Saved entries
==*==
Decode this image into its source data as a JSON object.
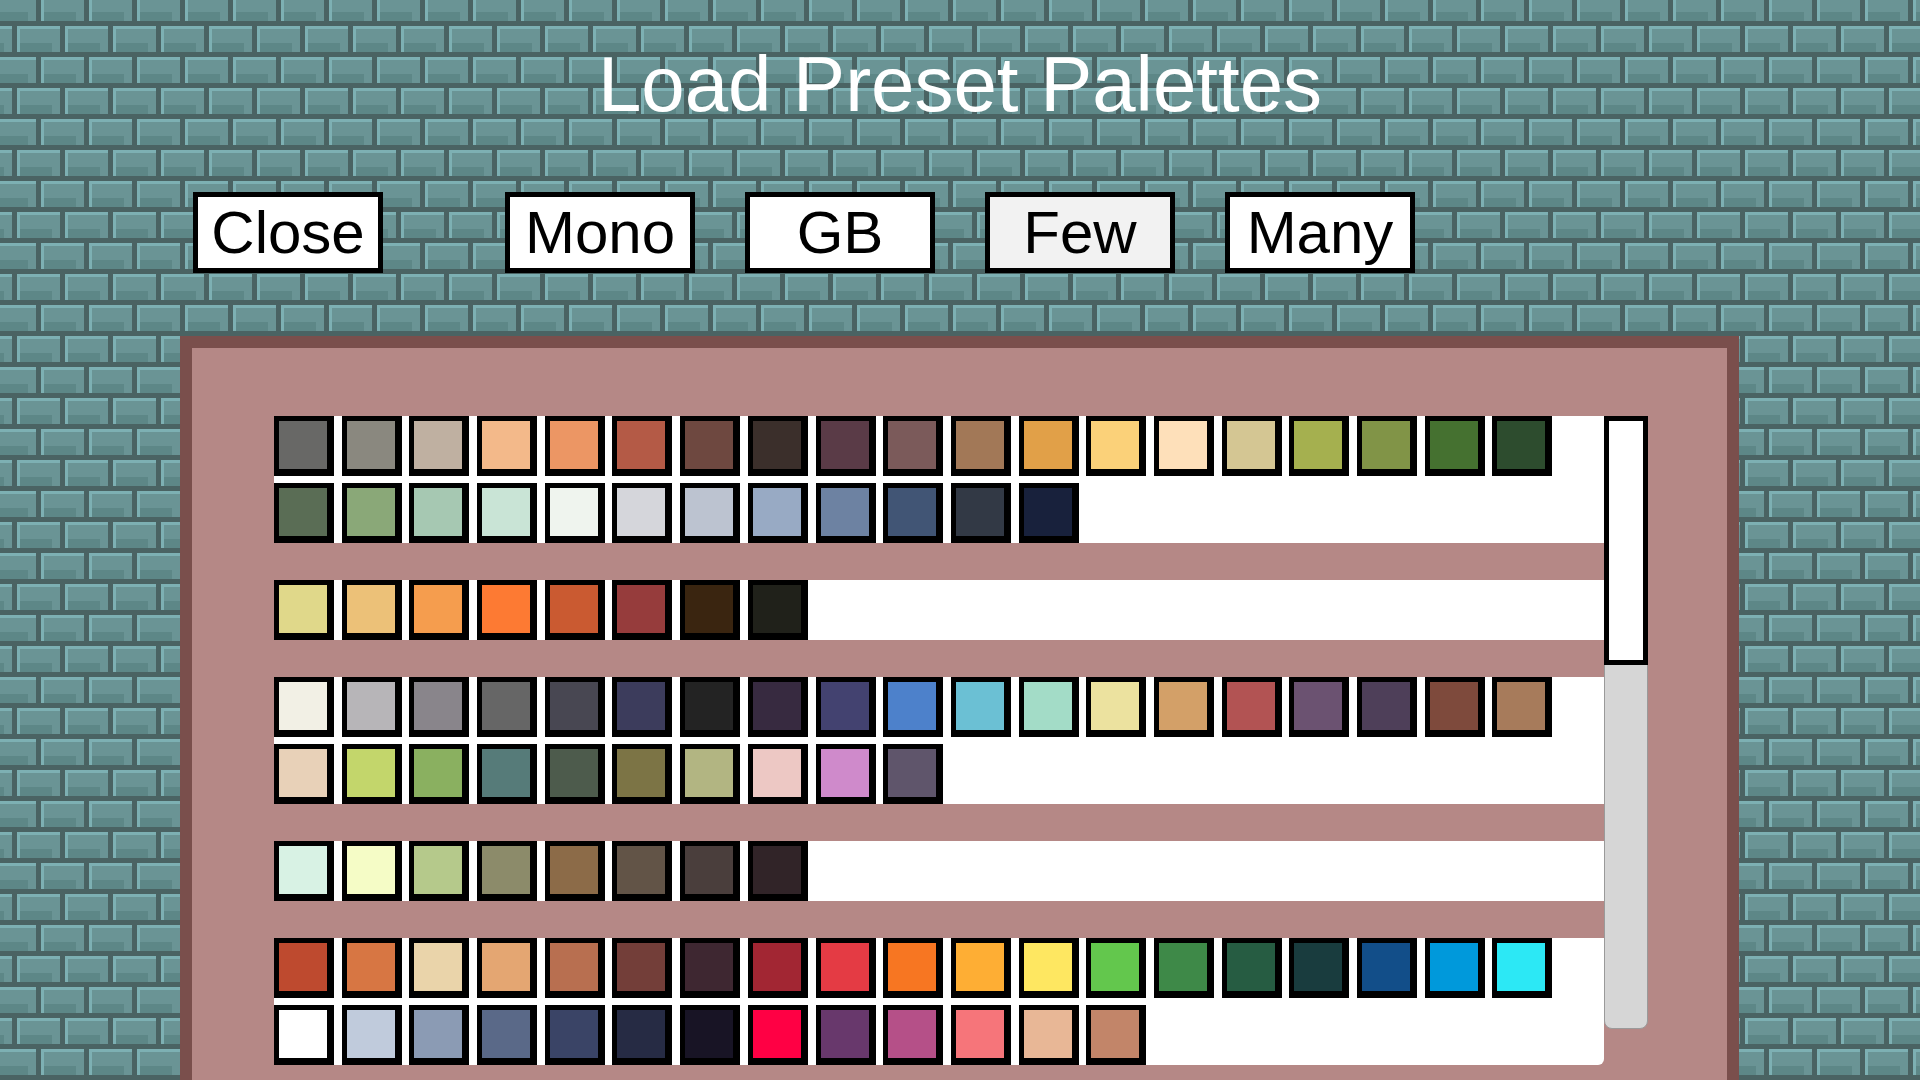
{
  "title": "Load Preset Palettes",
  "buttons": [
    {
      "label": "Close",
      "hovered": false
    },
    {
      "label": "Mono",
      "hovered": false
    },
    {
      "label": "GB",
      "hovered": false
    },
    {
      "label": "Few",
      "hovered": true
    },
    {
      "label": "Many",
      "hovered": false
    }
  ],
  "palettes": [
    {
      "swatches": [
        {
          "color": "#686866"
        },
        {
          "color": "#8a887f"
        },
        {
          "color": "#bfb0a1"
        },
        {
          "color": "#f3b98a"
        },
        {
          "color": "#ec9664"
        },
        {
          "color": "#b45a46"
        },
        {
          "color": "#6e4840"
        },
        {
          "color": "#3b2f2b"
        },
        {
          "color": "#5a3b47"
        },
        {
          "color": "#7b5a5a"
        },
        {
          "color": "#a27857"
        },
        {
          "color": "#e1a048"
        },
        {
          "color": "#fbd179"
        },
        {
          "color": "#fee0ba"
        },
        {
          "color": "#d4c693"
        },
        {
          "color": "#a5b04f"
        },
        {
          "color": "#819447"
        },
        {
          "color": "#457130"
        },
        {
          "color": "#2d4c2e"
        },
        {
          "color": "#5a6d55"
        },
        {
          "color": "#8aa878"
        },
        {
          "color": "#a6c8b2"
        },
        {
          "color": "#c9e4d6"
        },
        {
          "color": "#eff4ee"
        },
        {
          "color": "#d5d6db"
        },
        {
          "color": "#bcc3d0"
        },
        {
          "color": "#98aac4"
        },
        {
          "color": "#6d82a2"
        },
        {
          "color": "#415575"
        },
        {
          "color": "#323945"
        },
        {
          "color": "#18213c"
        }
      ]
    },
    {
      "swatches": [
        {
          "color": "#e0d88a"
        },
        {
          "color": "#ecc178"
        },
        {
          "color": "#f59d4e"
        },
        {
          "color": "#fd7a33"
        },
        {
          "color": "#ca5a31"
        },
        {
          "color": "#963c3c"
        },
        {
          "color": "#3a2510"
        },
        {
          "color": "#20211a"
        }
      ]
    },
    {
      "swatches": [
        {
          "color": "#f2f0e5"
        },
        {
          "color": "#b7b5b8"
        },
        {
          "color": "#89858b"
        },
        {
          "color": "#666666"
        },
        {
          "color": "#484752"
        },
        {
          "color": "#3c3c5c"
        },
        {
          "color": "#232323"
        },
        {
          "color": "#372a40"
        },
        {
          "color": "#434270"
        },
        {
          "color": "#4d81cb"
        },
        {
          "color": "#6bc0d4"
        },
        {
          "color": "#a3dcc7"
        },
        {
          "color": "#ece29f"
        },
        {
          "color": "#d3a068"
        },
        {
          "color": "#b25353"
        },
        {
          "color": "#6b5271"
        },
        {
          "color": "#4e3f59"
        },
        {
          "color": "#7e4a3c"
        },
        {
          "color": "#a77b5b"
        },
        {
          "color": "#e8d1b8"
        },
        {
          "color": "#c3d66b"
        },
        {
          "color": "#8ab060"
        },
        {
          "color": "#567b79"
        },
        {
          "color": "#4d5b4c"
        },
        {
          "color": "#7c7445"
        },
        {
          "color": "#b2b582"
        },
        {
          "color": "#edc8c4"
        },
        {
          "color": "#cf8acb"
        },
        {
          "color": "#5f556b"
        }
      ]
    },
    {
      "swatches": [
        {
          "color": "#d8f2e4"
        },
        {
          "color": "#f5fcc6"
        },
        {
          "color": "#b5c98b"
        },
        {
          "color": "#8c8b6a"
        },
        {
          "color": "#8c6b48"
        },
        {
          "color": "#625447"
        },
        {
          "color": "#4a3e3c"
        },
        {
          "color": "#312428"
        }
      ]
    },
    {
      "swatches": [
        {
          "color": "#be4a2f"
        },
        {
          "color": "#d77643"
        },
        {
          "color": "#ead4aa"
        },
        {
          "color": "#e4a672"
        },
        {
          "color": "#b86f50"
        },
        {
          "color": "#733e39"
        },
        {
          "color": "#3e2731"
        },
        {
          "color": "#a22633"
        },
        {
          "color": "#e43b44"
        },
        {
          "color": "#f77622"
        },
        {
          "color": "#feae34"
        },
        {
          "color": "#fee761"
        },
        {
          "color": "#63c74d"
        },
        {
          "color": "#3e8948"
        },
        {
          "color": "#265c42"
        },
        {
          "color": "#193c3e"
        },
        {
          "color": "#124e89"
        },
        {
          "color": "#0099db"
        },
        {
          "color": "#2ce8f5"
        },
        {
          "color": "#ffffff"
        },
        {
          "color": "#c0cbdc"
        },
        {
          "color": "#8b9bb4"
        },
        {
          "color": "#5a6988"
        },
        {
          "color": "#3a4466"
        },
        {
          "color": "#262b44"
        },
        {
          "color": "#181425"
        },
        {
          "color": "#ff0044"
        },
        {
          "color": "#68386c"
        },
        {
          "color": "#b55088"
        },
        {
          "color": "#f6757a"
        },
        {
          "color": "#e8b796"
        },
        {
          "color": "#c28569"
        }
      ]
    }
  ]
}
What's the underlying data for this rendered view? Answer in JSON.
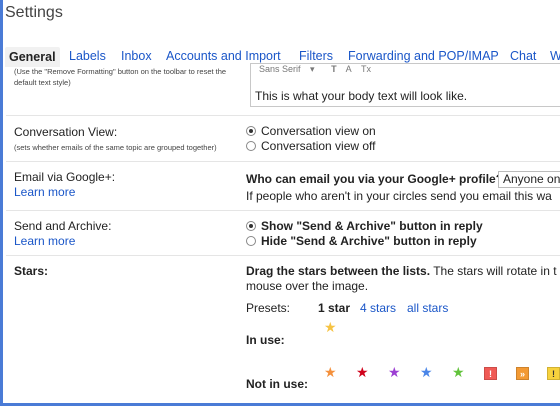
{
  "title": "Settings",
  "tabs": [
    {
      "label": "General",
      "active": true
    },
    {
      "label": "Labels"
    },
    {
      "label": "Inbox"
    },
    {
      "label": "Accounts and Import"
    },
    {
      "label": "Filters"
    },
    {
      "label": "Forwarding and POP/IMAP"
    },
    {
      "label": "Chat"
    },
    {
      "label": "W"
    }
  ],
  "default_text_style": {
    "help_line1": "(Use the \"Remove Formatting\" button on the toolbar to reset the",
    "help_line2": "default text style)",
    "toolbar_font": "Sans Serif",
    "toolbar_dropdown": "▾",
    "toolbar_size": "T",
    "toolbar_color": "A",
    "toolbar_remove": "Tx",
    "preview_text": "This is what your body text will look like."
  },
  "conversation_view": {
    "label": "Conversation View:",
    "help": "(sets whether emails of the same topic are grouped together)",
    "options": [
      {
        "label": "Conversation view on",
        "checked": true
      },
      {
        "label": "Conversation view off",
        "checked": false
      }
    ]
  },
  "email_via_google_plus": {
    "label": "Email via Google+:",
    "learn_more": "Learn more",
    "question": "Who can email you via your Google+ profile?",
    "selected": "Anyone on",
    "note": "If people who aren't in your circles send you email this wa"
  },
  "send_and_archive": {
    "label": "Send and Archive:",
    "learn_more": "Learn more",
    "options": [
      {
        "label": "Show \"Send & Archive\" button in reply",
        "checked": true
      },
      {
        "label": "Hide \"Send & Archive\" button in reply",
        "checked": false
      }
    ]
  },
  "stars": {
    "label": "Stars:",
    "instruction_bold": "Drag the stars between the lists.",
    "instruction_rest": "The stars will rotate in t",
    "instruction_line2": "mouse over the image.",
    "presets_label": "Presets:",
    "presets": [
      {
        "label": "1 star",
        "selected": true
      },
      {
        "label": "4 stars",
        "selected": false
      },
      {
        "label": "all stars",
        "selected": false
      }
    ],
    "in_use_label": "In use:",
    "not_in_use_label": "Not in use:",
    "in_use_icons": [
      {
        "name": "yellow-star-icon",
        "color": "#f6c343"
      }
    ],
    "not_in_use_icons": [
      {
        "name": "orange-star-icon",
        "color": "#f4903c",
        "kind": "star"
      },
      {
        "name": "red-star-icon",
        "color": "#d0021b",
        "kind": "star"
      },
      {
        "name": "purple-star-icon",
        "color": "#9c3fd3",
        "kind": "star"
      },
      {
        "name": "blue-star-icon",
        "color": "#4a86e8",
        "kind": "star"
      },
      {
        "name": "green-star-icon",
        "color": "#62c33c",
        "kind": "star"
      },
      {
        "name": "red-bang-icon",
        "color": "#f05a55",
        "kind": "square",
        "glyph": "!"
      },
      {
        "name": "orange-guillemet-icon",
        "color": "#f39a34",
        "kind": "square",
        "glyph": "»"
      },
      {
        "name": "yellow-bang-icon",
        "color": "#f7d23d",
        "kind": "square",
        "glyph": "!"
      }
    ]
  }
}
==*==
§ AIM OF THE TASK:
Check every line of the listing for the string "will" and report how many lines have it, as a number alone.

§ CORRECT OUTPUT:
2